Items from a figure collection:
********

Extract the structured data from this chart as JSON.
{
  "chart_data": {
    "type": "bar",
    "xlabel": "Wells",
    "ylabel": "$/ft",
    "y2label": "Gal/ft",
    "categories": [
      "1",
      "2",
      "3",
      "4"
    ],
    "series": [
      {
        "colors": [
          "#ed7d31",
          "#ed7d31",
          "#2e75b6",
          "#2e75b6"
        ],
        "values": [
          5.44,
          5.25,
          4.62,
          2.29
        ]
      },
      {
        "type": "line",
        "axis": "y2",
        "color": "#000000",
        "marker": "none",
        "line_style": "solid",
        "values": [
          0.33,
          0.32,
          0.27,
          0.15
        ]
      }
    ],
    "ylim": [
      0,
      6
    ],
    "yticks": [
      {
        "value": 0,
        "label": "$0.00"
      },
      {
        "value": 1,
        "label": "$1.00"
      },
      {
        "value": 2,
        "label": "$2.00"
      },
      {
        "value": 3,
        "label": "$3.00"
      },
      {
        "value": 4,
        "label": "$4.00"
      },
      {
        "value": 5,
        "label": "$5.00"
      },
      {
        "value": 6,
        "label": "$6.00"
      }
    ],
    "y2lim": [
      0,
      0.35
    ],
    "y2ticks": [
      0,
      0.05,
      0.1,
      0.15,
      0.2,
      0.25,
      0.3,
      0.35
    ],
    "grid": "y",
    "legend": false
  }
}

********

AIM OF THE EXERCISE:
Please repeat the material above, word for word and in full.

COMPLETE ANSWER:
Extract the structured data from this chart as JSON.
{
  "chart_data": {
    "type": "bar",
    "xlabel": "Wells",
    "ylabel": "$/ft",
    "y2label": "Gal/ft",
    "categories": [
      "1",
      "2",
      "3",
      "4"
    ],
    "series": [
      {
        "colors": [
          "#ed7d31",
          "#ed7d31",
          "#2e75b6",
          "#2e75b6"
        ],
        "values": [
          5.44,
          5.25,
          4.62,
          2.29
        ]
      },
      {
        "type": "line",
        "axis": "y2",
        "color": "#000000",
        "marker": "none",
        "line_style": "solid",
        "values": [
          0.33,
          0.32,
          0.27,
          0.15
        ]
      }
    ],
    "ylim": [
      0,
      6
    ],
    "yticks": [
      {
        "value": 0,
        "label": "$0.00"
      },
      {
        "value": 1,
        "label": "$1.00"
      },
      {
        "value": 2,
        "label": "$2.00"
      },
      {
        "value": 3,
        "label": "$3.00"
      },
      {
        "value": 4,
        "label": "$4.00"
      },
      {
        "value": 5,
        "label": "$5.00"
      },
      {
        "value": 6,
        "label": "$6.00"
      }
    ],
    "y2lim": [
      0,
      0.35
    ],
    "y2ticks": [
      0,
      0.05,
      0.1,
      0.15,
      0.2,
      0.25,
      0.3,
      0.35
    ],
    "grid": "y",
    "legend": false
  }
}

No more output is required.